### STATED EXERCISE
Below is a set of records; restate each one word for word.

### ENTRIES PROVIDED
################

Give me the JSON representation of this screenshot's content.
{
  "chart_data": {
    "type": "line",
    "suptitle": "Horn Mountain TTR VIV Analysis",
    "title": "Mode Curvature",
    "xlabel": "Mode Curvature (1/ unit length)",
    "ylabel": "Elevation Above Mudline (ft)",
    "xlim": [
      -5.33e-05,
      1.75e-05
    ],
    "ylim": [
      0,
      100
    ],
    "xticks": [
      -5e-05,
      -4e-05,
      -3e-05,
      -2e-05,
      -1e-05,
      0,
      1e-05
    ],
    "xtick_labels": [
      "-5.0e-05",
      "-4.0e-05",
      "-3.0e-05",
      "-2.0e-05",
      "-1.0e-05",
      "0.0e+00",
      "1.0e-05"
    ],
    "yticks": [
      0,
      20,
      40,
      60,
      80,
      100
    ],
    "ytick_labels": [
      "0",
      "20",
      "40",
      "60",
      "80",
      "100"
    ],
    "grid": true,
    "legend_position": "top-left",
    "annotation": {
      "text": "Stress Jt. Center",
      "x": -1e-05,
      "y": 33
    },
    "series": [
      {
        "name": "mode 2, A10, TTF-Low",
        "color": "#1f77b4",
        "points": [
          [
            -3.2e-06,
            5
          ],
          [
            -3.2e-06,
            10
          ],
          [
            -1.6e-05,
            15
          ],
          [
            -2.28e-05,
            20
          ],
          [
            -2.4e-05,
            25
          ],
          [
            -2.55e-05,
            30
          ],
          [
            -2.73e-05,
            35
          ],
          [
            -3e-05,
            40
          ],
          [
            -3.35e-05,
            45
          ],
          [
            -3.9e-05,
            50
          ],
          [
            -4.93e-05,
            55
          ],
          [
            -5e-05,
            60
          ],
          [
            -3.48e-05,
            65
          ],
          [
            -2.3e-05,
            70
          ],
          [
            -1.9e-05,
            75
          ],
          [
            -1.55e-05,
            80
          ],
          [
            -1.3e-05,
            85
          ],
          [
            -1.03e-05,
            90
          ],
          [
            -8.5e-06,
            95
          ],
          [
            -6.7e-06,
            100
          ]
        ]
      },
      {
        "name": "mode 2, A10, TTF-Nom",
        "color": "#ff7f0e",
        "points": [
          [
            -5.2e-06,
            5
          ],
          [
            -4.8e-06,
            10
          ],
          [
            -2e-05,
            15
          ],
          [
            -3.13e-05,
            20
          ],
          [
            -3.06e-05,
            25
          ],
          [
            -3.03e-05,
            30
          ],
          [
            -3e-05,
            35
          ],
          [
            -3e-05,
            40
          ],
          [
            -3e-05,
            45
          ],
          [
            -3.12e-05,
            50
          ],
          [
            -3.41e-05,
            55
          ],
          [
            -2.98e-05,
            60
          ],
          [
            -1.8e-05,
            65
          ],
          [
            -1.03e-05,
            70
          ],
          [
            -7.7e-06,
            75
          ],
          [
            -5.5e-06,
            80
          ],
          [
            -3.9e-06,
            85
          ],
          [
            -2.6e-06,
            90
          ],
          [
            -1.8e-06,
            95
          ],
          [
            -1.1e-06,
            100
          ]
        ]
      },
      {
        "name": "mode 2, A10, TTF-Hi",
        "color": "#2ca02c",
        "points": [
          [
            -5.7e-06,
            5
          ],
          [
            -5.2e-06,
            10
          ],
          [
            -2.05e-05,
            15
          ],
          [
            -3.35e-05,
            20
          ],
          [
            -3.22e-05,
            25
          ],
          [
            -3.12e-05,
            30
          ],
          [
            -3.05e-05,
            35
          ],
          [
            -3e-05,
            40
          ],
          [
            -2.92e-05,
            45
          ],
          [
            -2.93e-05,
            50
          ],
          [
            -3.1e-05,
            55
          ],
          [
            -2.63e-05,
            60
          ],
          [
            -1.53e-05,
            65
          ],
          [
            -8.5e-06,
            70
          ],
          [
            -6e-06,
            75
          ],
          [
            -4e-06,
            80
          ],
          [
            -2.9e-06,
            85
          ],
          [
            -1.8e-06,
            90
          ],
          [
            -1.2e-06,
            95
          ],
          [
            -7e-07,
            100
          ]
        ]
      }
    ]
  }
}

################

### TASK ANSWER
Give me the JSON representation of this screenshot's content.
{
  "chart_data": {
    "type": "line",
    "suptitle": "Horn Mountain TTR VIV Analysis",
    "title": "Mode Curvature",
    "xlabel": "Mode Curvature (1/ unit length)",
    "ylabel": "Elevation Above Mudline (ft)",
    "xlim": [
      -5.33e-05,
      1.75e-05
    ],
    "ylim": [
      0,
      100
    ],
    "xticks": [
      -5e-05,
      -4e-05,
      -3e-05,
      -2e-05,
      -1e-05,
      0,
      1e-05
    ],
    "xtick_labels": [
      "-5.0e-05",
      "-4.0e-05",
      "-3.0e-05",
      "-2.0e-05",
      "-1.0e-05",
      "0.0e+00",
      "1.0e-05"
    ],
    "yticks": [
      0,
      20,
      40,
      60,
      80,
      100
    ],
    "ytick_labels": [
      "0",
      "20",
      "40",
      "60",
      "80",
      "100"
    ],
    "grid": true,
    "legend_position": "top-left",
    "annotation": {
      "text": "Stress Jt. Center",
      "x": -1e-05,
      "y": 33
    },
    "series": [
      {
        "name": "mode 2, A10, TTF-Low",
        "color": "#1f77b4",
        "points": [
          [
            -3.2e-06,
            5
          ],
          [
            -3.2e-06,
            10
          ],
          [
            -1.6e-05,
            15
          ],
          [
            -2.28e-05,
            20
          ],
          [
            -2.4e-05,
            25
          ],
          [
            -2.55e-05,
            30
          ],
          [
            -2.73e-05,
            35
          ],
          [
            -3e-05,
            40
          ],
          [
            -3.35e-05,
            45
          ],
          [
            -3.9e-05,
            50
          ],
          [
            -4.93e-05,
            55
          ],
          [
            -5e-05,
            60
          ],
          [
            -3.48e-05,
            65
          ],
          [
            -2.3e-05,
            70
          ],
          [
            -1.9e-05,
            75
          ],
          [
            -1.55e-05,
            80
          ],
          [
            -1.3e-05,
            85
          ],
          [
            -1.03e-05,
            90
          ],
          [
            -8.5e-06,
            95
          ],
          [
            -6.7e-06,
            100
          ]
        ]
      },
      {
        "name": "mode 2, A10, TTF-Nom",
        "color": "#ff7f0e",
        "points": [
          [
            -5.2e-06,
            5
          ],
          [
            -4.8e-06,
            10
          ],
          [
            -2e-05,
            15
          ],
          [
            -3.13e-05,
            20
          ],
          [
            -3.06e-05,
            25
          ],
          [
            -3.03e-05,
            30
          ],
          [
            -3e-05,
            35
          ],
          [
            -3e-05,
            40
          ],
          [
            -3e-05,
            45
          ],
          [
            -3.12e-05,
            50
          ],
          [
            -3.41e-05,
            55
          ],
          [
            -2.98e-05,
            60
          ],
          [
            -1.8e-05,
            65
          ],
          [
            -1.03e-05,
            70
          ],
          [
            -7.7e-06,
            75
          ],
          [
            -5.5e-06,
            80
          ],
          [
            -3.9e-06,
            85
          ],
          [
            -2.6e-06,
            90
          ],
          [
            -1.8e-06,
            95
          ],
          [
            -1.1e-06,
            100
          ]
        ]
      },
      {
        "name": "mode 2, A10, TTF-Hi",
        "color": "#2ca02c",
        "points": [
          [
            -5.7e-06,
            5
          ],
          [
            -5.2e-06,
            10
          ],
          [
            -2.05e-05,
            15
          ],
          [
            -3.35e-05,
            20
          ],
          [
            -3.22e-05,
            25
          ],
          [
            -3.12e-05,
            30
          ],
          [
            -3.05e-05,
            35
          ],
          [
            -3e-05,
            40
          ],
          [
            -2.92e-05,
            45
          ],
          [
            -2.93e-05,
            50
          ],
          [
            -3.1e-05,
            55
          ],
          [
            -2.63e-05,
            60
          ],
          [
            -1.53e-05,
            65
          ],
          [
            -8.5e-06,
            70
          ],
          [
            -6e-06,
            75
          ],
          [
            -4e-06,
            80
          ],
          [
            -2.9e-06,
            85
          ],
          [
            -1.8e-06,
            90
          ],
          [
            -1.2e-06,
            95
          ],
          [
            -7e-07,
            100
          ]
        ]
      }
    ]
  }
}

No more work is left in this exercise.